**Entries:**
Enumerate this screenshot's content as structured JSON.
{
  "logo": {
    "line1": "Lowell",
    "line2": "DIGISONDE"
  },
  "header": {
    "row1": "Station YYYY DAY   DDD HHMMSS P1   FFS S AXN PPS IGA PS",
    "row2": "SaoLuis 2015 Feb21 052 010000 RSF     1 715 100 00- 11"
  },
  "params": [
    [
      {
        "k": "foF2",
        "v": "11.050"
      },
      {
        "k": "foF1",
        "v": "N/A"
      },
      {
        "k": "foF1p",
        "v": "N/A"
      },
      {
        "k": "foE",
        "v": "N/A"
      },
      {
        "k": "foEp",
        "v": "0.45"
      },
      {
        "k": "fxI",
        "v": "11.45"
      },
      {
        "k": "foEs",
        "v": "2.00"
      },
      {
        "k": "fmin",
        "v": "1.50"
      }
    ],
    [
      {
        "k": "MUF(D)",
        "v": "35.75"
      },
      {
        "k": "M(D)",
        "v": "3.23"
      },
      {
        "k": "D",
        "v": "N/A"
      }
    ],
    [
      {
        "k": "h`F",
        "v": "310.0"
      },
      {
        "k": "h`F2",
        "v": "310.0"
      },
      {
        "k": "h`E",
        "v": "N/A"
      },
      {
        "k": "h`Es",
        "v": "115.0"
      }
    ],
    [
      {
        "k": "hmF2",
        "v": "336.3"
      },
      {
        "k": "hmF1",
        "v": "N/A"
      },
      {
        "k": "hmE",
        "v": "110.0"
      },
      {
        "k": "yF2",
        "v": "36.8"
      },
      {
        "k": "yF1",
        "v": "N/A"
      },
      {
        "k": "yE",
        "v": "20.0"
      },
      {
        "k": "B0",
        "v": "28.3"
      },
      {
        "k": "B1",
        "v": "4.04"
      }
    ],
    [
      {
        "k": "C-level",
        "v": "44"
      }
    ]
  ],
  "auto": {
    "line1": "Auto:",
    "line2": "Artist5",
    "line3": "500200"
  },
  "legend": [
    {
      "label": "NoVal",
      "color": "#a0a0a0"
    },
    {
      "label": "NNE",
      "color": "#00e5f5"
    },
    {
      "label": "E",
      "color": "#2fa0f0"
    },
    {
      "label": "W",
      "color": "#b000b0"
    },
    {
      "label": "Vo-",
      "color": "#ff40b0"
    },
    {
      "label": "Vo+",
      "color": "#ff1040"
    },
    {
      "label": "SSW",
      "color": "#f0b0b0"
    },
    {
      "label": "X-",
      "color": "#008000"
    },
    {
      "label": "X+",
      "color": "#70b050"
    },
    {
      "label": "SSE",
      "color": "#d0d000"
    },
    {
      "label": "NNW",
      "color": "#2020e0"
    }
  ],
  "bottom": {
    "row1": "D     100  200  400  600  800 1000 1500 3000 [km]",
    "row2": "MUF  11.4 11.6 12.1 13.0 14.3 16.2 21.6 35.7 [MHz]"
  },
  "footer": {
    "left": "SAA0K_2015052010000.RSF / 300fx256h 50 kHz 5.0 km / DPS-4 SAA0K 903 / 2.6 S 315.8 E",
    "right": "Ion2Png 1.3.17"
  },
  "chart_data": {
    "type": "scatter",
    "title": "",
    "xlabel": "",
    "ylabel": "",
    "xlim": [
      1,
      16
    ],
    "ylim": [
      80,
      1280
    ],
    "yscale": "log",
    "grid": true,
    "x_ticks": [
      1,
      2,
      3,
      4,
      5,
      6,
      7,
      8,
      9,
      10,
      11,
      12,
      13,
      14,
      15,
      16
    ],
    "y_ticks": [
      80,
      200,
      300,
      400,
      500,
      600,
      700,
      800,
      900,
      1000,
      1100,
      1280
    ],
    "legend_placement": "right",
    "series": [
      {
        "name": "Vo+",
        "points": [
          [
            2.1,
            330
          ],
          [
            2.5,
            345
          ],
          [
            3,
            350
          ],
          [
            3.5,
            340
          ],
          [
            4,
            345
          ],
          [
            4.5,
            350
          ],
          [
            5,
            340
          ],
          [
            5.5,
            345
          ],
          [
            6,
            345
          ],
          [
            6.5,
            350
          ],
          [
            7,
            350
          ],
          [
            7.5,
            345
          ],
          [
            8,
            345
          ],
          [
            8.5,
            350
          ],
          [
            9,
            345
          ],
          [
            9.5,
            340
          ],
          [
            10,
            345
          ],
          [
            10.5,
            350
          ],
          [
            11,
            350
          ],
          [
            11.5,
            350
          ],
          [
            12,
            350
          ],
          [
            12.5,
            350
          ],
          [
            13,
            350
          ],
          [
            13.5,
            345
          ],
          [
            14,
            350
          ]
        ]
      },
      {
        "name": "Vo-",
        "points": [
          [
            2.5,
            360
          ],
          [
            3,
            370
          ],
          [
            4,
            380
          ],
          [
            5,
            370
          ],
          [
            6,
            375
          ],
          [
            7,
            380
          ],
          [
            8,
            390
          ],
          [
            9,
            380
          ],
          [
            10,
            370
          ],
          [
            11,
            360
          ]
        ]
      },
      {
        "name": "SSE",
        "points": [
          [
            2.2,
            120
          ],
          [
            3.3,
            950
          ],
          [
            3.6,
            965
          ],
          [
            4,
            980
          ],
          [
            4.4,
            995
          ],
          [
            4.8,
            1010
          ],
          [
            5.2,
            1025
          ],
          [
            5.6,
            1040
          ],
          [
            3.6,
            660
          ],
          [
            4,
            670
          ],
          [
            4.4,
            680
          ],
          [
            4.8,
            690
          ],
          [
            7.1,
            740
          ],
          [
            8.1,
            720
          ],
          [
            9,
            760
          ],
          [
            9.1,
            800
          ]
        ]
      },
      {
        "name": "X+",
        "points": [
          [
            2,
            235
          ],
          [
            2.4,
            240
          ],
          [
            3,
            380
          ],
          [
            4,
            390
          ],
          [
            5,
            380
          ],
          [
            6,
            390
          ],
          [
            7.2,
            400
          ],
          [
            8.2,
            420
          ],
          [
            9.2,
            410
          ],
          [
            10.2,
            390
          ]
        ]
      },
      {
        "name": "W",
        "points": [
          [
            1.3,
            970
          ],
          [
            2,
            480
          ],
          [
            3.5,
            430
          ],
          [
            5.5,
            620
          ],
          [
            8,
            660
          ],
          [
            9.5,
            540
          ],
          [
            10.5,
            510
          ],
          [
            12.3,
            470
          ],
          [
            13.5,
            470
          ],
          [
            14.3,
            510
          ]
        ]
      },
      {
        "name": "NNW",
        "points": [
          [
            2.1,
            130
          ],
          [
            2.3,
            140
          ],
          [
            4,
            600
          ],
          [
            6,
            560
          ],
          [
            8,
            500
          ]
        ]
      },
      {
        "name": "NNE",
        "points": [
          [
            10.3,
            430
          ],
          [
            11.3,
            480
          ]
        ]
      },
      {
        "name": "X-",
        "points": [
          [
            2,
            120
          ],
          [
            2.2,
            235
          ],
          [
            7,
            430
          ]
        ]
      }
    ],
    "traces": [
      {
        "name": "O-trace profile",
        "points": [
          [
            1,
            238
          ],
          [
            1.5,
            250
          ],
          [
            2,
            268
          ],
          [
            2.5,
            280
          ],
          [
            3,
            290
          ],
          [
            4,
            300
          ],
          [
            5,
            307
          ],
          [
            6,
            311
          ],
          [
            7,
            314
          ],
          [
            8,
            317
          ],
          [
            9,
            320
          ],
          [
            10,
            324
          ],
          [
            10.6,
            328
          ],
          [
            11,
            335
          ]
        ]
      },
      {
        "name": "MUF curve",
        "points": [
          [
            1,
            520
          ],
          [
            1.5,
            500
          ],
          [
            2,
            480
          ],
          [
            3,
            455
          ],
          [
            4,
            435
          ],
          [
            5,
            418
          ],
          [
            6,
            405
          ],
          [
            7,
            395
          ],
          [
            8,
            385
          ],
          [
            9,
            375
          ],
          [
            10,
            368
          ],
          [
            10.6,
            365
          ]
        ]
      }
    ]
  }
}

**Task to complete:** All lines above with "color" in them should be returned.

**The solution:**
      "color": "#a0a0a0"
      "color": "#00e5f5"
      "color": "#2fa0f0"
      "color": "#b000b0"
      "color": "#ff40b0"
      "color": "#ff1040"
      "color": "#f0b0b0"
      "color": "#008000"
      "color": "#70b050"
      "color": "#d0d000"
      "color": "#2020e0"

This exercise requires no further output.